Figure content listings
* BEGIN *

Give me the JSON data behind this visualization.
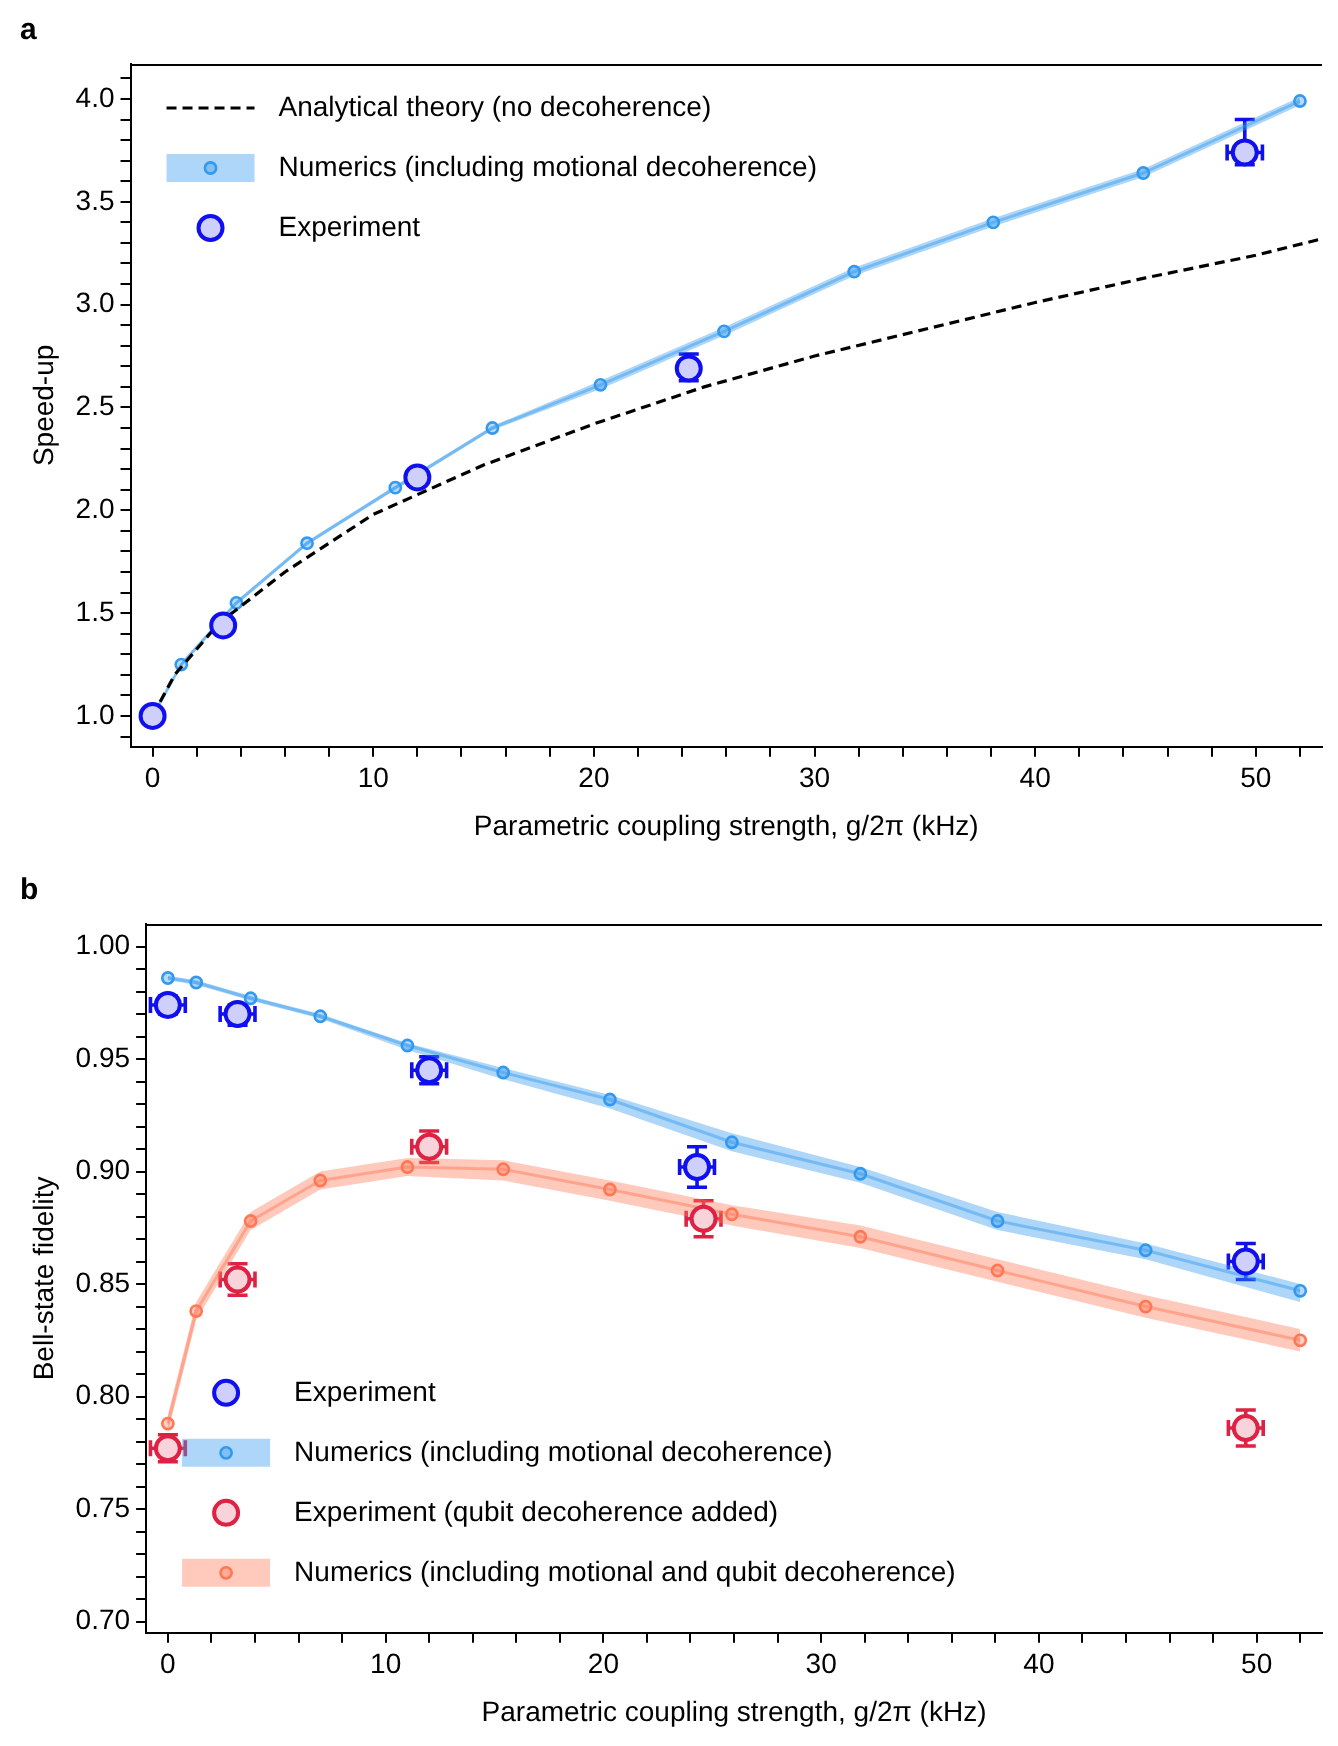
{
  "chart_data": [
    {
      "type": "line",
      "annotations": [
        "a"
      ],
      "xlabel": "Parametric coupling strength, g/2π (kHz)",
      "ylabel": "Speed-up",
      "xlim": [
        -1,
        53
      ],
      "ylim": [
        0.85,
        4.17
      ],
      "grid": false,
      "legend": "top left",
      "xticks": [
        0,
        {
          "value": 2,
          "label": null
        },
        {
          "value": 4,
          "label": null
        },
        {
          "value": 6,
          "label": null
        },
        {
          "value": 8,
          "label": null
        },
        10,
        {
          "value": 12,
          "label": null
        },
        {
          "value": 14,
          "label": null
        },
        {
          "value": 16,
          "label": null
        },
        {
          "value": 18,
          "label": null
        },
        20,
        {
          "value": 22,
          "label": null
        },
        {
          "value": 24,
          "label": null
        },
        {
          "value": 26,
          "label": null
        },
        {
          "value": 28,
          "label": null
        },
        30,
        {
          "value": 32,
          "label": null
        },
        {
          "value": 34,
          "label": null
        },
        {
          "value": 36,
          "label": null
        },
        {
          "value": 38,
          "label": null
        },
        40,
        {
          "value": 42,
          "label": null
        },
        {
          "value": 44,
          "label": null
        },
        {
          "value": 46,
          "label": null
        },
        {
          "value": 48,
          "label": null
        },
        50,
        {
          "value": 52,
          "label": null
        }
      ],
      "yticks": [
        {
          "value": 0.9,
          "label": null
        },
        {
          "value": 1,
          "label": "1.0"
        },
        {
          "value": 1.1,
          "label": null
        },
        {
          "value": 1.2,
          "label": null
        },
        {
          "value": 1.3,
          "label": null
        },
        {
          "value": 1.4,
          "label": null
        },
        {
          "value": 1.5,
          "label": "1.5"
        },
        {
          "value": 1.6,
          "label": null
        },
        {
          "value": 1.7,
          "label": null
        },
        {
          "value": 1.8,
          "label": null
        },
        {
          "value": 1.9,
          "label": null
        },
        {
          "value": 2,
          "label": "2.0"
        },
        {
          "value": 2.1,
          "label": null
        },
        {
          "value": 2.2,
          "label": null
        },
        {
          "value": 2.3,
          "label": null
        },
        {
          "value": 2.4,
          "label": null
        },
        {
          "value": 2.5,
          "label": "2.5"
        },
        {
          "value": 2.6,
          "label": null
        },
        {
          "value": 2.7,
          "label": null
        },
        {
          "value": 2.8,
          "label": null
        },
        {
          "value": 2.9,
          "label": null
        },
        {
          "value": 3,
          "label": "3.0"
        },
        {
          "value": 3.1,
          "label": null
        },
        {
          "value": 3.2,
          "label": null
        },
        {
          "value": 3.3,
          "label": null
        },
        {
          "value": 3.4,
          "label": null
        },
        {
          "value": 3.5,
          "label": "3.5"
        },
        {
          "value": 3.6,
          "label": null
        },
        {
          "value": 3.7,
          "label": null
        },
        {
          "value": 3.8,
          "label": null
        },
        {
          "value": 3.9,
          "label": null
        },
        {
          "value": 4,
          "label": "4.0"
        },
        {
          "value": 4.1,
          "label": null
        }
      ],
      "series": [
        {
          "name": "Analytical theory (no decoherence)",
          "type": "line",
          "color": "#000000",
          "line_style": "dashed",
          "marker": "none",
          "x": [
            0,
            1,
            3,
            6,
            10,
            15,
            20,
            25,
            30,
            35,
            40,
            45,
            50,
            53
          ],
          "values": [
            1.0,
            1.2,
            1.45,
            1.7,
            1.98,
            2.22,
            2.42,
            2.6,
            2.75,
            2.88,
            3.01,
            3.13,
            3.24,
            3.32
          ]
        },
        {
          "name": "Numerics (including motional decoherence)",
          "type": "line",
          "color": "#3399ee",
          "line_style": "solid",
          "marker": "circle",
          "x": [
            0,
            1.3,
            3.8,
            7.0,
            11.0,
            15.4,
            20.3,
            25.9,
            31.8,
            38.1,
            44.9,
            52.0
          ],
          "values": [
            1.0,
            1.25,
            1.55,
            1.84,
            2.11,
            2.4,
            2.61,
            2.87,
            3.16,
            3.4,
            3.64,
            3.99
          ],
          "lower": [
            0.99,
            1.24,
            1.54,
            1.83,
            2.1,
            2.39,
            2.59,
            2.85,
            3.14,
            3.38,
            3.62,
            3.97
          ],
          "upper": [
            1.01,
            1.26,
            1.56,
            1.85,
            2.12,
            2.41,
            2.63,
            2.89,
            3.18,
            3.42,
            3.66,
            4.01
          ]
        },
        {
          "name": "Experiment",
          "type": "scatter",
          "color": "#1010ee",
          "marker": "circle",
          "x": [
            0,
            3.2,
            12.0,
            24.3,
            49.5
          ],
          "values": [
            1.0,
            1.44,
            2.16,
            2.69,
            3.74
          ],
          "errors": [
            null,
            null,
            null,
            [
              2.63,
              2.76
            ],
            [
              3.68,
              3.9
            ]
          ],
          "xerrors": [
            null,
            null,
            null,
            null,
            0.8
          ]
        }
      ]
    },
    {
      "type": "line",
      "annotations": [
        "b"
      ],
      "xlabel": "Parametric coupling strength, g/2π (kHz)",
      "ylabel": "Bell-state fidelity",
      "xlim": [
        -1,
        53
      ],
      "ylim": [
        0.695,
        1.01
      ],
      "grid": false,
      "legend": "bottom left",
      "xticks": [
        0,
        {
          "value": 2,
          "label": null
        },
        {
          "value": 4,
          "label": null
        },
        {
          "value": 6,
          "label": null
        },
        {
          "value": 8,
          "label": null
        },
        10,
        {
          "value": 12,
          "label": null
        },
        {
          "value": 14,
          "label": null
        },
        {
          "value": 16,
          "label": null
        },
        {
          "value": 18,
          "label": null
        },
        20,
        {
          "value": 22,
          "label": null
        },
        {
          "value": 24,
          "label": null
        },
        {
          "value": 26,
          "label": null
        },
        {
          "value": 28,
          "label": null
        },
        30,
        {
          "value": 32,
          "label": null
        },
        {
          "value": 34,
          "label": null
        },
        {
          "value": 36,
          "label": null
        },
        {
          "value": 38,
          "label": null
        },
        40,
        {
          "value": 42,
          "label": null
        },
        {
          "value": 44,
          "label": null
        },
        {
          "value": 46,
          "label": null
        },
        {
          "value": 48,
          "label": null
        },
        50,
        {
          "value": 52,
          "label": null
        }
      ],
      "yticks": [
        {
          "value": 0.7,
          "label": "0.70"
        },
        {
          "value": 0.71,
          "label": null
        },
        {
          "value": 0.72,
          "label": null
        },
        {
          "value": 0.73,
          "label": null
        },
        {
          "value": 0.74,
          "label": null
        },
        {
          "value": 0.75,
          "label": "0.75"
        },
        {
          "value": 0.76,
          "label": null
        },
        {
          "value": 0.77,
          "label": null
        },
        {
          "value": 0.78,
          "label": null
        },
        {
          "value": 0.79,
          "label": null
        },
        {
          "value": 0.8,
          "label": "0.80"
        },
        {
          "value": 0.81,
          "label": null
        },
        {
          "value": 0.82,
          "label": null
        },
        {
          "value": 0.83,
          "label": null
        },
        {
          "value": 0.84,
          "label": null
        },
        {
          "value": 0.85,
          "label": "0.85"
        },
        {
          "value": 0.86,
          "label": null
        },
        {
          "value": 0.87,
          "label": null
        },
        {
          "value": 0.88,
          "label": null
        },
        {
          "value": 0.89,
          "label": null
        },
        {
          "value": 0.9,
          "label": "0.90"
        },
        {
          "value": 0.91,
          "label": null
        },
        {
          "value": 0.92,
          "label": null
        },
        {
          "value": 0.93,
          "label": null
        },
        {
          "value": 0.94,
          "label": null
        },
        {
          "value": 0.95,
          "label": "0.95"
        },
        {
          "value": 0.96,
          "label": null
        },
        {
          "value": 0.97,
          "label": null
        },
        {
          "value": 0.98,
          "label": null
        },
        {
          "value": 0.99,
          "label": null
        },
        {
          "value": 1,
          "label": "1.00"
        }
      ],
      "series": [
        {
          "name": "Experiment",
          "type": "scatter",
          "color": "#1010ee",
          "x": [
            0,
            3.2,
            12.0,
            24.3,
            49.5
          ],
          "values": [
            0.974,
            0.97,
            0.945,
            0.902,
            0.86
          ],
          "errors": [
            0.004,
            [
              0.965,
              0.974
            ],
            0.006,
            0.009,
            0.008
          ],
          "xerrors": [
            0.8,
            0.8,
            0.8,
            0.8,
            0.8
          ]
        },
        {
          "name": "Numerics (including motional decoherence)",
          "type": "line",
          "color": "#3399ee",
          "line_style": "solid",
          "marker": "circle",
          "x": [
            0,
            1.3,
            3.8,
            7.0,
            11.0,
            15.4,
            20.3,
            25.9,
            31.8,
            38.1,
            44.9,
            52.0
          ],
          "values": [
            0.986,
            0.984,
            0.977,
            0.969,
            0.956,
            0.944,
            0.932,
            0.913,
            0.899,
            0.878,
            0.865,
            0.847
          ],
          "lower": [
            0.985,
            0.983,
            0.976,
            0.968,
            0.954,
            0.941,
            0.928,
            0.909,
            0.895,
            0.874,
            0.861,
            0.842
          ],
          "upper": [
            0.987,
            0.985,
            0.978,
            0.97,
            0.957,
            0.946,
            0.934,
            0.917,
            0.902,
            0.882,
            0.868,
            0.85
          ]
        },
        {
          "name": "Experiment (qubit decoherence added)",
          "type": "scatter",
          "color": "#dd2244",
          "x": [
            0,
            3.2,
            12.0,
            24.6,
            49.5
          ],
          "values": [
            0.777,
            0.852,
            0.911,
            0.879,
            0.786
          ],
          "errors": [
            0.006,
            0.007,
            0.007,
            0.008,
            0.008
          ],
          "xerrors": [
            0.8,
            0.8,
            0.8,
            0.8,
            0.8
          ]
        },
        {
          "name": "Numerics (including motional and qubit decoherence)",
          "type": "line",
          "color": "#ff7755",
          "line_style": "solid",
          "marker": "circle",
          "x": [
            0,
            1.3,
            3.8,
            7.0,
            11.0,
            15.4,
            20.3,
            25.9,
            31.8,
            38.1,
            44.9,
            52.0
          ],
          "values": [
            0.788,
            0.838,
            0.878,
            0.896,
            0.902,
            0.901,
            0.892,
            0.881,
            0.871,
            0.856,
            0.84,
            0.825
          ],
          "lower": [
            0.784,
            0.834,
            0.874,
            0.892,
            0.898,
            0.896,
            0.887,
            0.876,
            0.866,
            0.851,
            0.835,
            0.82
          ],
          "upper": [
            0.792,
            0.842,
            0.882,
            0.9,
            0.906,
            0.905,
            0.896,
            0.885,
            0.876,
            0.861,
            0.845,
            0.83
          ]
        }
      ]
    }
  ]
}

* END *

Given task:
The required output is the number of lines containing the word "name", and nothing besides.

Answer for the task:
7